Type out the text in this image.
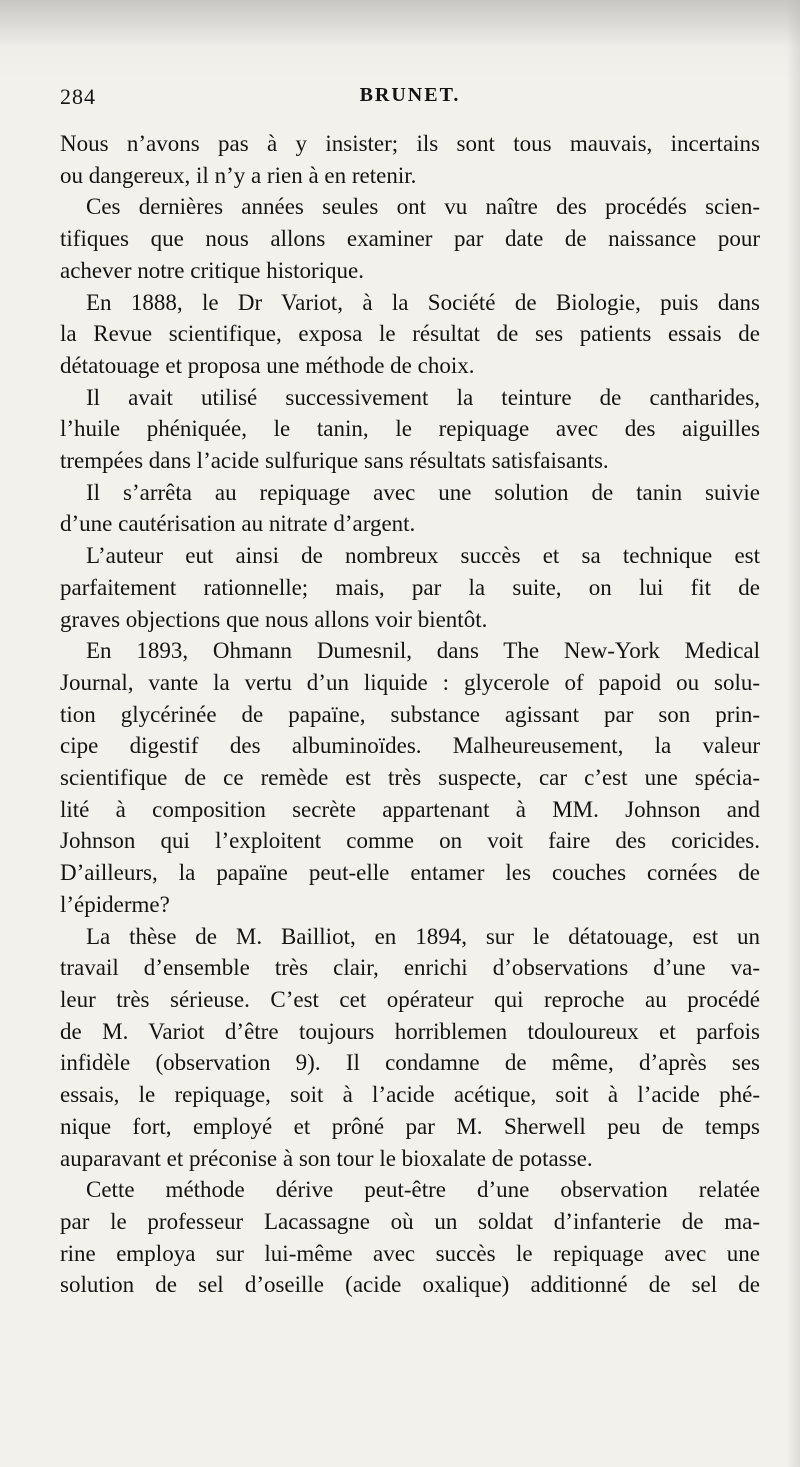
284	BRUNET.
Nous n’avons pas à y insister; ils sont tous mauvais, incertains
ou dangereux, il n’y a rien à en retenir.
Ces dernières années seules ont vu naître des procédés scien-
tifiques que nous allons examiner par date de naissance pour
achever notre critique historique.
En 1888, le Dr Variot, à la Société de Biologie, puis dans
la Revue scientifique, exposa le résultat de ses patients essais de
détatouage et proposa une méthode de choix.
Il avait utilisé successivement la teinture de cantharides,
l’huile phéniquée, le tanin, le repiquage avec des aiguilles
trempées dans l’acide sulfurique sans résultats satisfaisants.
Il s’arrêta au repiquage avec une solution de tanin suivie
d’une cautérisation au nitrate d’argent.
L’auteur eut ainsi de nombreux succès et sa technique est
parfaitement rationnelle; mais, par la suite, on lui fit de
graves objections que nous allons voir bientôt.
En 1893, Ohmann Dumesnil, dans The New-York Medical
Journal, vante la vertu d’un liquide : glycerole of papoid ou solu-
tion glycérinée de papaïne, substance agissant par son prin-
cipe digestif des albuminoïdes. Malheureusement, la valeur
scientifique de ce remède est très suspecte, car c’est une spécia-
lité à composition secrète appartenant à MM. Johnson and
Johnson qui l’exploitent comme on voit faire des coricides.
D’ailleurs, la papaïne peut-elle entamer les couches cornées de
l’épiderme?
La thèse de M. Bailliot, en 1894, sur le détatouage, est un
travail d’ensemble très clair, enrichi d’observations d’une va-
leur très sérieuse. C’est cet opérateur qui reproche au procédé
de M. Variot d’être toujours horriblemen tdouloureux et parfois
infidèle (observation 9). Il condamne de même, d’après ses
essais, le repiquage, soit à l’acide acétique, soit à l’acide phé-
nique fort, employé et prôné par M. Sherwell peu de temps
auparavant et préconise à son tour le bioxalate de potasse.
Cette méthode dérive peut-être d’une observation relatée
par le professeur Lacassagne où un soldat d’infanterie de ma-
rine employa sur lui-même avec succès le repiquage avec une
solution de sel d’oseille (acide oxalique) additionné de sel de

* * * *

WHAT IS NEEDED:
Return an exact transcription of the material, with its pictures left out.

SOLUTION:
Type out the text in this image.
284	BRUNET.
Nous n’avons pas à y insister; ils sont tous mauvais, incertains
ou dangereux, il n’y a rien à en retenir.
Ces dernières années seules ont vu naître des procédés scien-
tifiques que nous allons examiner par date de naissance pour
achever notre critique historique.
En 1888, le Dr Variot, à la Société de Biologie, puis dans
la Revue scientifique, exposa le résultat de ses patients essais de
détatouage et proposa une méthode de choix.
Il avait utilisé successivement la teinture de cantharides,
l’huile phéniquée, le tanin, le repiquage avec des aiguilles
trempées dans l’acide sulfurique sans résultats satisfaisants.
Il s’arrêta au repiquage avec une solution de tanin suivie
d’une cautérisation au nitrate d’argent.
L’auteur eut ainsi de nombreux succès et sa technique est
parfaitement rationnelle; mais, par la suite, on lui fit de
graves objections que nous allons voir bientôt.
En 1893, Ohmann Dumesnil, dans The New-York Medical
Journal, vante la vertu d’un liquide : glycerole of papoid ou solu-
tion glycérinée de papaïne, substance agissant par son prin-
cipe digestif des albuminoïdes. Malheureusement, la valeur
scientifique de ce remède est très suspecte, car c’est une spécia-
lité à composition secrète appartenant à MM. Johnson and
Johnson qui l’exploitent comme on voit faire des coricides.
D’ailleurs, la papaïne peut-elle entamer les couches cornées de
l’épiderme?
La thèse de M. Bailliot, en 1894, sur le détatouage, est un
travail d’ensemble très clair, enrichi d’observations d’une va-
leur très sérieuse. C’est cet opérateur qui reproche au procédé
de M. Variot d’être toujours horriblemen tdouloureux et parfois
infidèle (observation 9). Il condamne de même, d’après ses
essais, le repiquage, soit à l’acide acétique, soit à l’acide phé-
nique fort, employé et prôné par M. Sherwell peu de temps
auparavant et préconise à son tour le bioxalate de potasse.
Cette méthode dérive peut-être d’une observation relatée
par le professeur Lacassagne où un soldat d’infanterie de ma-
rine employa sur lui-même avec succès le repiquage avec une
solution de sel d’oseille (acide oxalique) additionné de sel de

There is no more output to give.